Leave out the pictures, then reproduce the rest of the material exactly.

================

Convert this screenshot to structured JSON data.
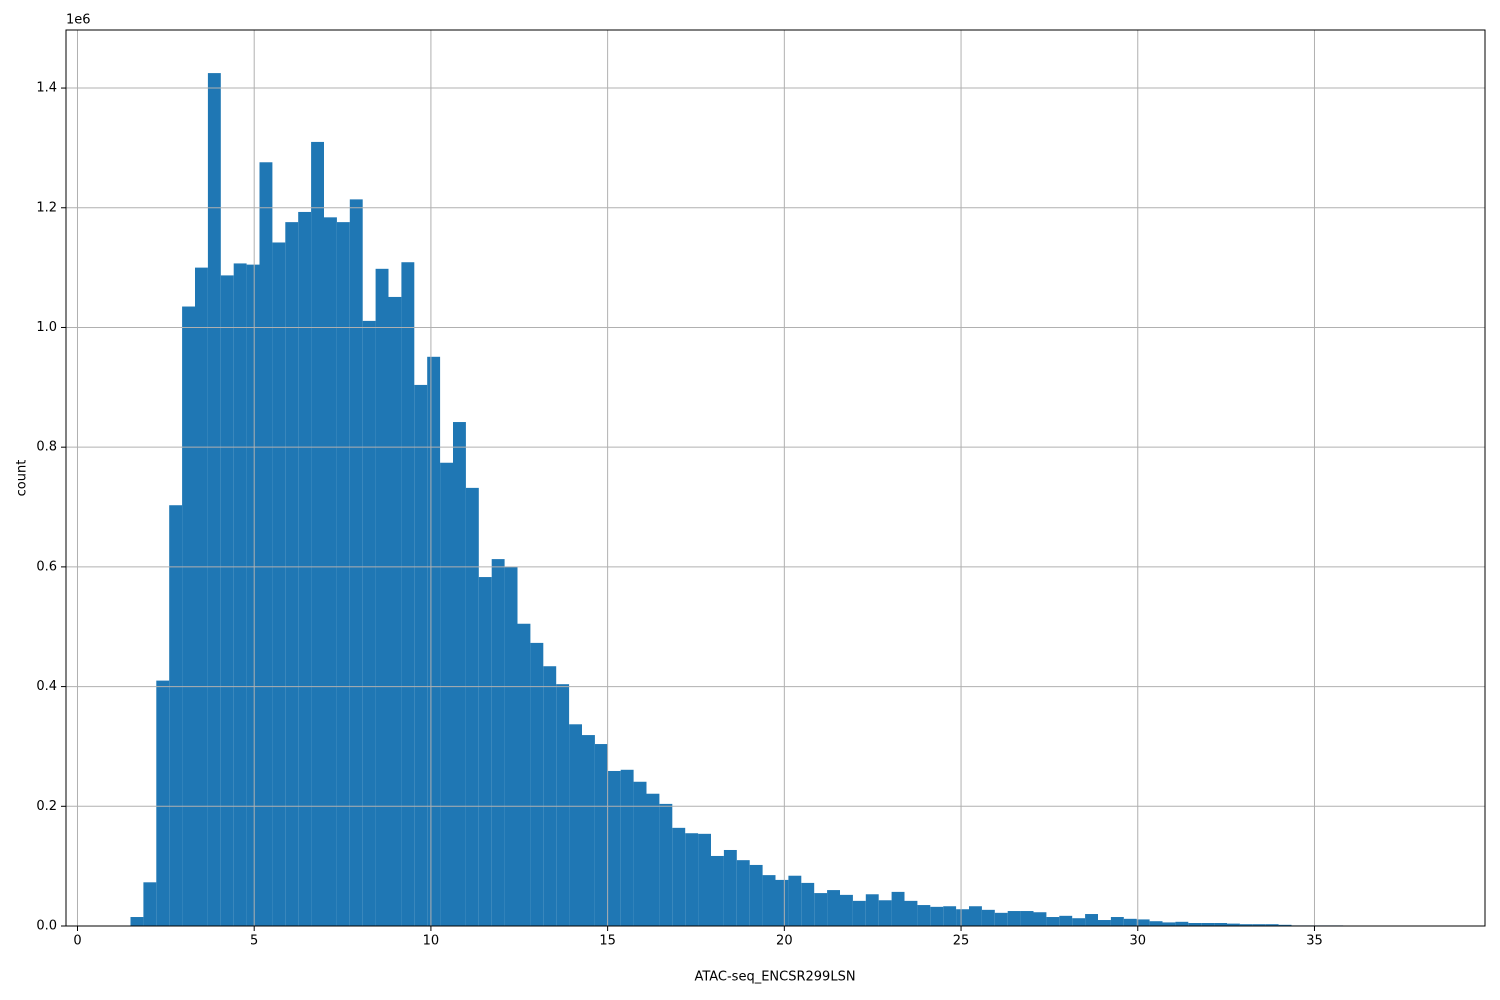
{
  "chart_data": {
    "type": "histogram",
    "x_label": "ATAC-seq_ENCSR299LSN",
    "y_label": "count",
    "y_multiplier": "1e6",
    "color": "#1f77b4",
    "grid": true,
    "bins": [
      1.5,
      1.865,
      2.23,
      2.595,
      2.96,
      3.325,
      3.69,
      4.055,
      4.42,
      4.785,
      5.15,
      5.515,
      5.88,
      6.245,
      6.61,
      6.975,
      7.34,
      7.705,
      8.07,
      8.435,
      8.8,
      9.165,
      9.53,
      9.895,
      10.26,
      10.625,
      10.99,
      11.355,
      11.72,
      12.085,
      12.45,
      12.815,
      13.18,
      13.545,
      13.91,
      14.275,
      14.64,
      15.005,
      15.37,
      15.735,
      16.1,
      16.465,
      16.83,
      17.195,
      17.56,
      17.925,
      18.29,
      18.655,
      19.02,
      19.385,
      19.75,
      20.115,
      20.48,
      20.845,
      21.21,
      21.575,
      21.94,
      22.305,
      22.67,
      23.035,
      23.4,
      23.765,
      24.13,
      24.495,
      24.86,
      25.225,
      25.59,
      25.955,
      26.32,
      26.685,
      27.05,
      27.415,
      27.78,
      28.145,
      28.51,
      28.875,
      29.24,
      29.605,
      29.97,
      30.335,
      30.7,
      31.065,
      31.43,
      31.795,
      32.16,
      32.525,
      32.89,
      33.255,
      33.62,
      33.985,
      34.35,
      34.715,
      35.08,
      35.445,
      35.81,
      36.175,
      36.54,
      36.905,
      37.27,
      37.635,
      38.0
    ],
    "values": [
      0.015,
      0.073,
      0.41,
      0.703,
      1.035,
      1.1,
      1.425,
      1.087,
      1.107,
      1.105,
      1.276,
      1.142,
      1.176,
      1.193,
      1.31,
      1.184,
      1.176,
      1.214,
      1.011,
      1.098,
      1.051,
      1.109,
      0.904,
      0.951,
      0.774,
      0.842,
      0.732,
      0.583,
      0.613,
      0.6,
      0.505,
      0.473,
      0.434,
      0.404,
      0.337,
      0.319,
      0.304,
      0.259,
      0.261,
      0.241,
      0.221,
      0.204,
      0.164,
      0.155,
      0.154,
      0.117,
      0.127,
      0.11,
      0.102,
      0.085,
      0.077,
      0.084,
      0.072,
      0.055,
      0.06,
      0.052,
      0.042,
      0.053,
      0.043,
      0.057,
      0.042,
      0.035,
      0.032,
      0.033,
      0.028,
      0.033,
      0.027,
      0.022,
      0.025,
      0.025,
      0.023,
      0.015,
      0.017,
      0.013,
      0.02,
      0.01,
      0.015,
      0.012,
      0.011,
      0.008,
      0.006,
      0.007,
      0.005,
      0.005,
      0.005,
      0.004,
      0.003,
      0.003,
      0.003,
      0.002,
      0.001,
      0.001,
      0.001,
      0.001,
      0.0008,
      0.0006,
      0.0005,
      0.0004,
      0.0003,
      0.0002
    ],
    "xlim": [
      -0.325,
      39.825
    ],
    "xticks": [
      0,
      5,
      10,
      15,
      20,
      25,
      30,
      35
    ],
    "ylim": [
      0,
      1.497
    ],
    "yticks": [
      {
        "value": 0,
        "label": "0.0"
      },
      0.2,
      0.4,
      0.6,
      0.8,
      {
        "value": 1,
        "label": "1.0"
      },
      1.2,
      1.4
    ]
  }
}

================

**EXERCISE RESPONSE**
Convert this screenshot to structured JSON data.
{
  "chart_data": {
    "type": "histogram",
    "x_label": "ATAC-seq_ENCSR299LSN",
    "y_label": "count",
    "y_multiplier": "1e6",
    "color": "#1f77b4",
    "grid": true,
    "bins": [
      1.5,
      1.865,
      2.23,
      2.595,
      2.96,
      3.325,
      3.69,
      4.055,
      4.42,
      4.785,
      5.15,
      5.515,
      5.88,
      6.245,
      6.61,
      6.975,
      7.34,
      7.705,
      8.07,
      8.435,
      8.8,
      9.165,
      9.53,
      9.895,
      10.26,
      10.625,
      10.99,
      11.355,
      11.72,
      12.085,
      12.45,
      12.815,
      13.18,
      13.545,
      13.91,
      14.275,
      14.64,
      15.005,
      15.37,
      15.735,
      16.1,
      16.465,
      16.83,
      17.195,
      17.56,
      17.925,
      18.29,
      18.655,
      19.02,
      19.385,
      19.75,
      20.115,
      20.48,
      20.845,
      21.21,
      21.575,
      21.94,
      22.305,
      22.67,
      23.035,
      23.4,
      23.765,
      24.13,
      24.495,
      24.86,
      25.225,
      25.59,
      25.955,
      26.32,
      26.685,
      27.05,
      27.415,
      27.78,
      28.145,
      28.51,
      28.875,
      29.24,
      29.605,
      29.97,
      30.335,
      30.7,
      31.065,
      31.43,
      31.795,
      32.16,
      32.525,
      32.89,
      33.255,
      33.62,
      33.985,
      34.35,
      34.715,
      35.08,
      35.445,
      35.81,
      36.175,
      36.54,
      36.905,
      37.27,
      37.635,
      38.0
    ],
    "values": [
      0.015,
      0.073,
      0.41,
      0.703,
      1.035,
      1.1,
      1.425,
      1.087,
      1.107,
      1.105,
      1.276,
      1.142,
      1.176,
      1.193,
      1.31,
      1.184,
      1.176,
      1.214,
      1.011,
      1.098,
      1.051,
      1.109,
      0.904,
      0.951,
      0.774,
      0.842,
      0.732,
      0.583,
      0.613,
      0.6,
      0.505,
      0.473,
      0.434,
      0.404,
      0.337,
      0.319,
      0.304,
      0.259,
      0.261,
      0.241,
      0.221,
      0.204,
      0.164,
      0.155,
      0.154,
      0.117,
      0.127,
      0.11,
      0.102,
      0.085,
      0.077,
      0.084,
      0.072,
      0.055,
      0.06,
      0.052,
      0.042,
      0.053,
      0.043,
      0.057,
      0.042,
      0.035,
      0.032,
      0.033,
      0.028,
      0.033,
      0.027,
      0.022,
      0.025,
      0.025,
      0.023,
      0.015,
      0.017,
      0.013,
      0.02,
      0.01,
      0.015,
      0.012,
      0.011,
      0.008,
      0.006,
      0.007,
      0.005,
      0.005,
      0.005,
      0.004,
      0.003,
      0.003,
      0.003,
      0.002,
      0.001,
      0.001,
      0.001,
      0.001,
      0.0008,
      0.0006,
      0.0005,
      0.0004,
      0.0003,
      0.0002
    ],
    "xlim": [
      -0.325,
      39.825
    ],
    "xticks": [
      0,
      5,
      10,
      15,
      20,
      25,
      30,
      35
    ],
    "ylim": [
      0,
      1.497
    ],
    "yticks": [
      {
        "value": 0,
        "label": "0.0"
      },
      0.2,
      0.4,
      0.6,
      0.8,
      {
        "value": 1,
        "label": "1.0"
      },
      1.2,
      1.4
    ]
  }
}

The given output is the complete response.